Exercise description:
Leave out the pictures; transcribe all else exactly.

Materials provided:
^^^^^^^^
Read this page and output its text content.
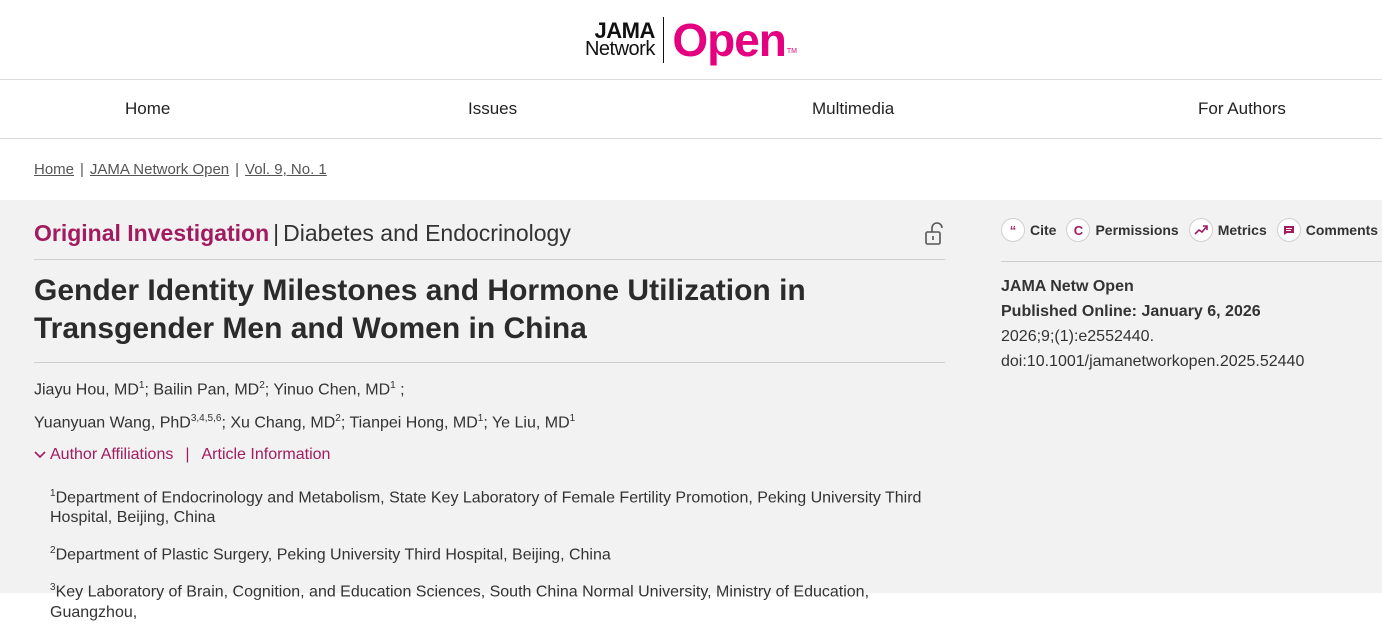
JAMA
Network Open TM
Home	Issues	Multimedia	For Authors
Home | JAMA Network Open | Vol. 9, No. 1
Original Investigation | Diabetes and Endocrinology
Gender Identity Milestones and Hormone Utilization in Transgender Men and Women in China
Jiayu Hou, $MD^1$; Bailin Pan, $MD^2$; Yinuo Chen, $MD^1$ ;
Yuanyuan Wang, PhD$^{3,4,5,6}$; Xu Chang, $MD^2$; Tianpei Hong, $MD^1$; Ye Liu, $MD^1$
Author Affiliations | Article Information

$^1$Department of Endocrinology and Metabolism, State Key Laboratory of Female Fertility Promotion, Peking University Third Hospital, Beijing, China

$^2$Department of Plastic Surgery, Peking University Third Hospital, Beijing, China

$^3$Key Laboratory of Brain, Cognition, and Education Sciences, South China Normal University, Ministry of Education, Guangzhou,

“ Cite	C Permissions	Metrics	Comments
JAMA Netw Open
Published Online: January 6, 2026
2026;9;(1):e2552440.
doi:10.1001/jamanetworkopen.2025.52440
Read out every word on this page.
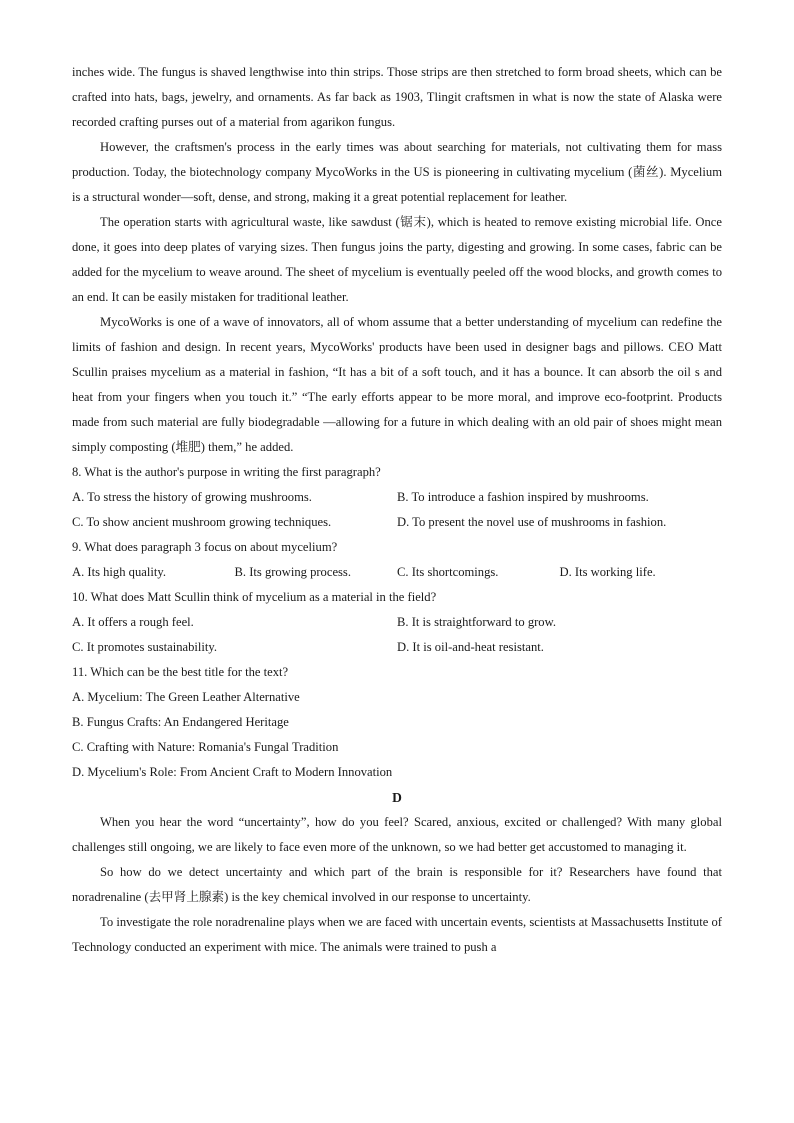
inches wide. The fungus is shaved lengthwise into thin strips. Those strips are then stretched to form broad sheets, which can be crafted into hats, bags, jewelry, and ornaments. As far back as 1903, Tlingit craftsmen in what is now the state of Alaska were recorded crafting purses out of a material from agarikon fungus.

However, the craftsmen's process in the early times was about searching for materials, not cultivating them for mass production. Today, the biotechnology company MycoWorks in the US is pioneering in cultivating mycelium (菌丝). Mycelium is a structural wonder—soft, dense, and strong, making it a great potential replacement for leather.

The operation starts with agricultural waste, like sawdust (锯末), which is heated to remove existing microbial life. Once done, it goes into deep plates of varying sizes. Then fungus joins the party, digesting and growing. In some cases, fabric can be added for the mycelium to weave around. The sheet of mycelium is eventually peeled off the wood blocks, and growth comes to an end. It can be easily mistaken for traditional leather.

MycoWorks is one of a wave of innovators, all of whom assume that a better understanding of mycelium can redefine the limits of fashion and design. In recent years, MycoWorks' products have been used in designer bags and pillows. CEO Matt Scullin praises mycelium as a material in fashion, “It has a bit of a soft touch, and it has a bounce. It can absorb the oil s and heat from your fingers when you touch it.” “The early efforts appear to be more moral, and improve eco-footprint. Products made from such material are fully biodegradable —allowing for a future in which dealing with an old pair of shoes might mean simply composting (堆肥) them,” he added.

8. What is the author's purpose in writing the first paragraph?

A. To stress the history of growing mushrooms.	B. To introduce a fashion inspired by mushrooms.
C. To show ancient mushroom growing techniques.	D. To present the novel use of mushrooms in fashion.

9. What does paragraph 3 focus on about mycelium?

A. Its high quality.	B. Its growing process.	C. Its shortcomings.	D. Its working life.

10. What does Matt Scullin think of mycelium as a material in the field?

A. It offers a rough feel.	B. It is straightforward to grow.
C. It promotes sustainability.	D. It is oil-and-heat resistant.

11. Which can be the best title for the text?

A. Mycelium: The Green Leather Alternative
B. Fungus Crafts: An Endangered Heritage
C. Crafting with Nature: Romania's Fungal Tradition
D. Mycelium's Role: From Ancient Craft to Modern Innovation

D

When you hear the word “uncertainty”, how do you feel? Scared, anxious, excited or challenged? With many global challenges still ongoing, we are likely to face even more of the unknown, so we had better get accustomed to managing it.

So how do we detect uncertainty and which part of the brain is responsible for it? Researchers have found that noradrenaline (去甲肾上腺素) is the key chemical involved in our response to uncertainty.

To investigate the role noradrenaline plays when we are faced with uncertain events, scientists at Massachusetts Institute of Technology conducted an experiment with mice. The animals were trained to push a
^^^^^^^^
Result of the exercise:
Read this page and output its text content.
JAMA
Network Open TM
Home	Issues	Multimedia	For Authors
Home | JAMA Network Open | Vol. 9, No. 1
Original Investigation | Diabetes and Endocrinology
Gender Identity Milestones and Hormone Utilization in Transgender Men and Women in China
Jiayu Hou, $MD^1$; Bailin Pan, $MD^2$; Yinuo Chen, $MD^1$ ;
Yuanyuan Wang, PhD$^{3,4,5,6}$; Xu Chang, $MD^2$; Tianpei Hong, $MD^1$; Ye Liu, $MD^1$
Author Affiliations | Article Information

$^1$Department of Endocrinology and Metabolism, State Key Laboratory of Female Fertility Promotion, Peking University Third Hospital, Beijing, China

$^2$Department of Plastic Surgery, Peking University Third Hospital, Beijing, China

$^3$Key Laboratory of Brain, Cognition, and Education Sciences, South China Normal University, Ministry of Education, Guangzhou,

“ Cite	C Permissions	Metrics	Comments
JAMA Netw Open
Published Online: January 6, 2026
2026;9;(1):e2552440.
doi:10.1001/jamanetworkopen.2025.52440
Read out every word on this page.
inches wide. The fungus is shaved lengthwise into thin strips. Those strips are then stretched to form broad sheets, which can be crafted into hats, bags, jewelry, and ornaments. As far back as 1903, Tlingit craftsmen in what is now the state of Alaska were recorded crafting purses out of a material from agarikon fungus.

However, the craftsmen's process in the early times was about searching for materials, not cultivating them for mass production. Today, the biotechnology company MycoWorks in the US is pioneering in cultivating mycelium (菌丝). Mycelium is a structural wonder—soft, dense, and strong, making it a great potential replacement for leather.

The operation starts with agricultural waste, like sawdust (锯末), which is heated to remove existing microbial life. Once done, it goes into deep plates of varying sizes. Then fungus joins the party, digesting and growing. In some cases, fabric can be added for the mycelium to weave around. The sheet of mycelium is eventually peeled off the wood blocks, and growth comes to an end. It can be easily mistaken for traditional leather.

MycoWorks is one of a wave of innovators, all of whom assume that a better understanding of mycelium can redefine the limits of fashion and design. In recent years, MycoWorks' products have been used in designer bags and pillows. CEO Matt Scullin praises mycelium as a material in fashion, “It has a bit of a soft touch, and it has a bounce. It can absorb the oil s and heat from your fingers when you touch it.” “The early efforts appear to be more moral, and improve eco-footprint. Products made from such material are fully biodegradable —allowing for a future in which dealing with an old pair of shoes might mean simply composting (堆肥) them,” he added.

8. What is the author's purpose in writing the first paragraph?

A. To stress the history of growing mushrooms.	B. To introduce a fashion inspired by mushrooms.
C. To show ancient mushroom growing techniques.	D. To present the novel use of mushrooms in fashion.

9. What does paragraph 3 focus on about mycelium?

A. Its high quality.	B. Its growing process.	C. Its shortcomings.	D. Its working life.

10. What does Matt Scullin think of mycelium as a material in the field?

A. It offers a rough feel.	B. It is straightforward to grow.
C. It promotes sustainability.	D. It is oil-and-heat resistant.

11. Which can be the best title for the text?

A. Mycelium: The Green Leather Alternative
B. Fungus Crafts: An Endangered Heritage
C. Crafting with Nature: Romania's Fungal Tradition
D. Mycelium's Role: From Ancient Craft to Modern Innovation

D

When you hear the word “uncertainty”, how do you feel? Scared, anxious, excited or challenged? With many global challenges still ongoing, we are likely to face even more of the unknown, so we had better get accustomed to managing it.

So how do we detect uncertainty and which part of the brain is responsible for it? Researchers have found that noradrenaline (去甲肾上腺素) is the key chemical involved in our response to uncertainty.

To investigate the role noradrenaline plays when we are faced with uncertain events, scientists at Massachusetts Institute of Technology conducted an experiment with mice. The animals were trained to push a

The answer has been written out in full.